§ WRITTEN INSTRUCTION:
Reproduce every line of the entries below word for word, leaving out the pictures.

[Entries from a data source]
________________________________________

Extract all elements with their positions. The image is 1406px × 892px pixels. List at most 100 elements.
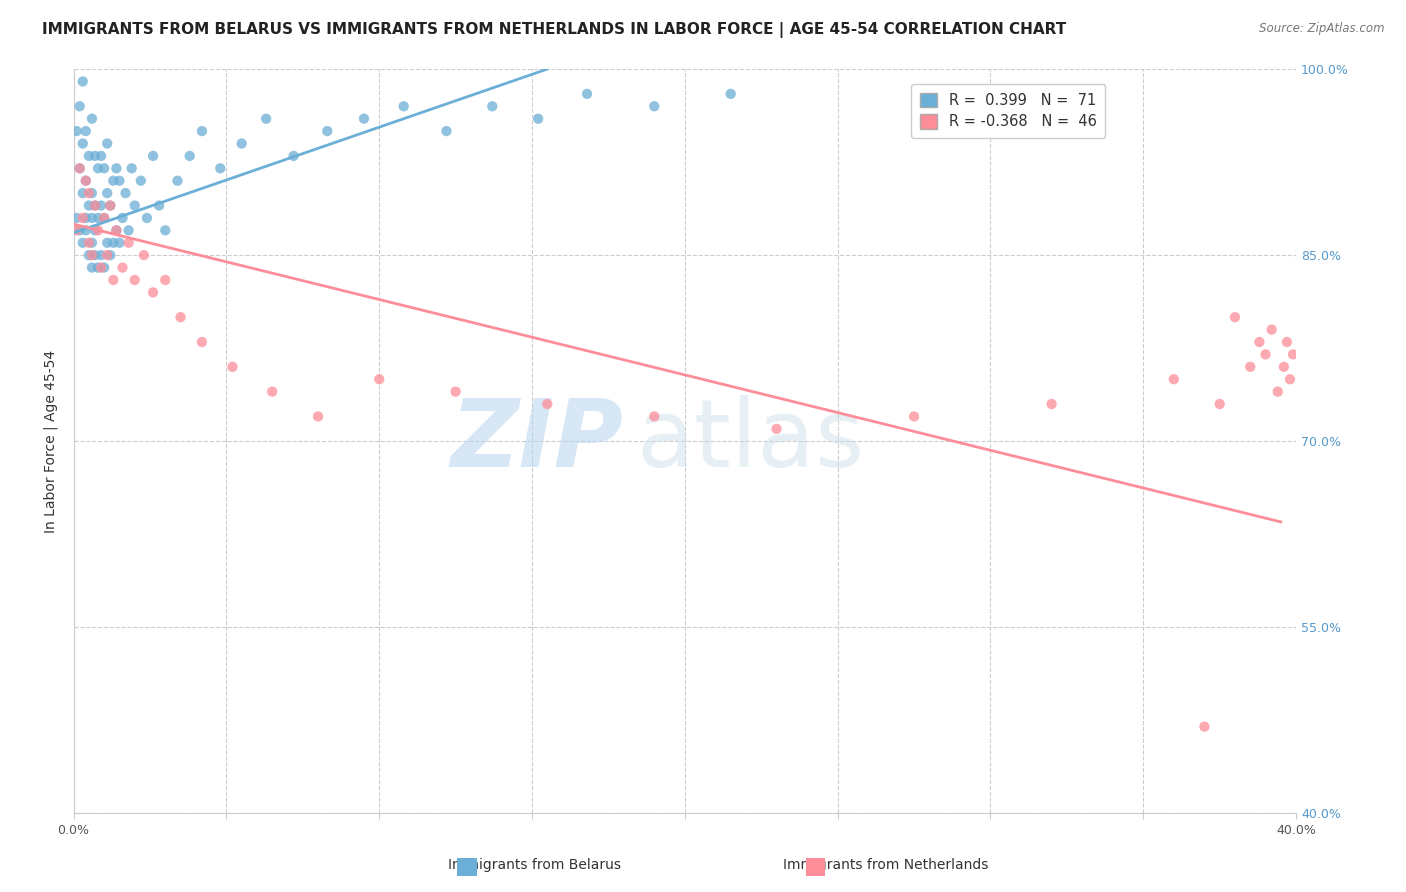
Text: ZIP: ZIP xyxy=(451,395,624,487)
Point xyxy=(69,161,91,176)
Point xyxy=(1282,347,1305,361)
Point xyxy=(87,260,110,275)
Point xyxy=(169,310,191,325)
Point xyxy=(84,198,107,212)
Point xyxy=(392,99,415,113)
Point xyxy=(191,334,214,349)
Point xyxy=(80,186,103,201)
Point xyxy=(643,99,665,113)
Point xyxy=(66,124,89,138)
Point xyxy=(1163,372,1185,386)
Point xyxy=(96,248,118,262)
Point xyxy=(114,186,136,201)
Point xyxy=(69,223,91,237)
Point xyxy=(103,235,125,250)
Point xyxy=(93,211,115,225)
Point xyxy=(307,409,329,424)
Point xyxy=(231,136,253,151)
Point xyxy=(132,248,155,262)
Point xyxy=(1208,397,1230,411)
Point xyxy=(1278,372,1301,386)
Point xyxy=(155,273,177,287)
Point xyxy=(98,248,121,262)
Point xyxy=(72,235,94,250)
Point xyxy=(368,372,391,386)
Point xyxy=(117,223,139,237)
Point xyxy=(87,161,110,176)
Point xyxy=(117,235,139,250)
Point xyxy=(77,248,100,262)
Point xyxy=(72,136,94,151)
Point xyxy=(124,273,146,287)
Point xyxy=(209,161,232,176)
Point xyxy=(96,235,118,250)
Point xyxy=(87,211,110,225)
Point xyxy=(66,223,89,237)
Point xyxy=(72,74,94,88)
Point xyxy=(93,211,115,225)
Point xyxy=(69,161,91,176)
Point xyxy=(191,124,214,138)
Point xyxy=(148,198,170,212)
Point xyxy=(84,149,107,163)
Point xyxy=(283,149,305,163)
Text: Immigrants from Belarus: Immigrants from Belarus xyxy=(447,858,621,872)
Point xyxy=(98,198,121,212)
Point xyxy=(221,359,243,374)
Point xyxy=(75,124,97,138)
Point xyxy=(105,223,128,237)
Point xyxy=(66,211,89,225)
Point xyxy=(1267,384,1289,399)
Point xyxy=(1275,334,1298,349)
Point xyxy=(576,87,599,101)
Point xyxy=(527,112,550,126)
Point xyxy=(124,198,146,212)
Point xyxy=(93,161,115,176)
Point xyxy=(1223,310,1246,325)
Point xyxy=(87,223,110,237)
Point xyxy=(75,174,97,188)
Point xyxy=(77,149,100,163)
Point xyxy=(179,149,201,163)
Point xyxy=(111,211,134,225)
Point xyxy=(105,161,128,176)
Point xyxy=(72,211,94,225)
Point xyxy=(105,223,128,237)
Point xyxy=(316,124,339,138)
Point xyxy=(166,174,188,188)
Point xyxy=(720,87,742,101)
Point xyxy=(80,235,103,250)
Point xyxy=(90,248,112,262)
Point xyxy=(90,198,112,212)
Point xyxy=(136,211,159,225)
Point xyxy=(80,260,103,275)
Point xyxy=(84,223,107,237)
Text: Source: ZipAtlas.com: Source: ZipAtlas.com xyxy=(1260,22,1385,36)
Point xyxy=(254,112,277,126)
Point xyxy=(121,161,143,176)
Point xyxy=(77,235,100,250)
Point xyxy=(103,273,125,287)
Point xyxy=(90,260,112,275)
Point xyxy=(536,397,558,411)
Point xyxy=(1260,323,1282,337)
Point xyxy=(72,186,94,201)
Point xyxy=(1272,359,1295,374)
Point xyxy=(1254,347,1277,361)
Point xyxy=(444,384,467,399)
Y-axis label: In Labor Force | Age 45-54: In Labor Force | Age 45-54 xyxy=(44,350,58,533)
Point xyxy=(1249,334,1271,349)
Legend: R =  0.399   N =  71, R = -0.368   N =  46: R = 0.399 N = 71, R = -0.368 N = 46 xyxy=(911,84,1105,138)
Point xyxy=(903,409,925,424)
Point xyxy=(69,99,91,113)
Point xyxy=(98,198,121,212)
Point xyxy=(90,149,112,163)
Point xyxy=(77,198,100,212)
Point xyxy=(80,211,103,225)
Text: Immigrants from Netherlands: Immigrants from Netherlands xyxy=(783,858,988,872)
Point xyxy=(93,260,115,275)
Point xyxy=(75,223,97,237)
Point xyxy=(129,174,152,188)
Point xyxy=(96,136,118,151)
Point xyxy=(96,186,118,201)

________________________________________

§ RESULT OF THIS TASK:
Extract all elements with their positions. The image is 1406px × 892px pixels. List at most 100 elements.
Text: ZIP: ZIP xyxy=(451,395,624,487)
Point xyxy=(69,161,91,176)
Point xyxy=(1282,347,1305,361)
Point xyxy=(87,260,110,275)
Point xyxy=(169,310,191,325)
Point xyxy=(84,198,107,212)
Point xyxy=(392,99,415,113)
Point xyxy=(191,334,214,349)
Point xyxy=(80,186,103,201)
Point xyxy=(643,99,665,113)
Point xyxy=(66,124,89,138)
Point xyxy=(1163,372,1185,386)
Point xyxy=(96,248,118,262)
Point xyxy=(114,186,136,201)
Point xyxy=(69,223,91,237)
Point xyxy=(103,235,125,250)
Point xyxy=(93,211,115,225)
Point xyxy=(307,409,329,424)
Point xyxy=(231,136,253,151)
Point xyxy=(132,248,155,262)
Point xyxy=(1208,397,1230,411)
Point xyxy=(1278,372,1301,386)
Point xyxy=(155,273,177,287)
Point xyxy=(98,248,121,262)
Point xyxy=(72,235,94,250)
Point xyxy=(368,372,391,386)
Point xyxy=(117,223,139,237)
Point xyxy=(87,161,110,176)
Point xyxy=(117,235,139,250)
Point xyxy=(77,248,100,262)
Point xyxy=(72,136,94,151)
Point xyxy=(124,273,146,287)
Point xyxy=(209,161,232,176)
Point xyxy=(96,235,118,250)
Point xyxy=(87,211,110,225)
Point xyxy=(66,223,89,237)
Point xyxy=(72,74,94,88)
Point xyxy=(93,211,115,225)
Point xyxy=(69,161,91,176)
Point xyxy=(191,124,214,138)
Point xyxy=(148,198,170,212)
Point xyxy=(84,149,107,163)
Point xyxy=(283,149,305,163)
Text: Immigrants from Belarus: Immigrants from Belarus xyxy=(447,858,621,872)
Point xyxy=(98,198,121,212)
Point xyxy=(221,359,243,374)
Point xyxy=(75,124,97,138)
Point xyxy=(105,223,128,237)
Point xyxy=(66,211,89,225)
Point xyxy=(1267,384,1289,399)
Point xyxy=(1275,334,1298,349)
Point xyxy=(576,87,599,101)
Point xyxy=(527,112,550,126)
Point xyxy=(124,198,146,212)
Point xyxy=(93,161,115,176)
Point xyxy=(1223,310,1246,325)
Point xyxy=(87,223,110,237)
Point xyxy=(75,174,97,188)
Point xyxy=(77,149,100,163)
Point xyxy=(179,149,201,163)
Point xyxy=(111,211,134,225)
Point xyxy=(105,161,128,176)
Point xyxy=(72,211,94,225)
Point xyxy=(105,223,128,237)
Point xyxy=(316,124,339,138)
Point xyxy=(166,174,188,188)
Point xyxy=(720,87,742,101)
Point xyxy=(80,235,103,250)
Point xyxy=(90,248,112,262)
Point xyxy=(90,198,112,212)
Point xyxy=(136,211,159,225)
Point xyxy=(80,260,103,275)
Point xyxy=(84,223,107,237)
Text: Source: ZipAtlas.com: Source: ZipAtlas.com xyxy=(1260,22,1385,36)
Point xyxy=(254,112,277,126)
Point xyxy=(121,161,143,176)
Point xyxy=(77,235,100,250)
Point xyxy=(103,273,125,287)
Point xyxy=(90,260,112,275)
Point xyxy=(536,397,558,411)
Point xyxy=(1260,323,1282,337)
Point xyxy=(72,186,94,201)
Point xyxy=(1272,359,1295,374)
Point xyxy=(1254,347,1277,361)
Point xyxy=(444,384,467,399)
Y-axis label: In Labor Force | Age 45-54: In Labor Force | Age 45-54 xyxy=(44,350,58,533)
Point xyxy=(1249,334,1271,349)
Legend: R =  0.399   N =  71, R = -0.368   N =  46: R = 0.399 N = 71, R = -0.368 N = 46 xyxy=(911,84,1105,138)
Point xyxy=(903,409,925,424)
Point xyxy=(69,99,91,113)
Point xyxy=(98,198,121,212)
Point xyxy=(90,149,112,163)
Point xyxy=(77,198,100,212)
Point xyxy=(80,211,103,225)
Text: Immigrants from Netherlands: Immigrants from Netherlands xyxy=(783,858,988,872)
Point xyxy=(93,260,115,275)
Point xyxy=(75,223,97,237)
Point xyxy=(129,174,152,188)
Point xyxy=(96,136,118,151)
Point xyxy=(96,186,118,201)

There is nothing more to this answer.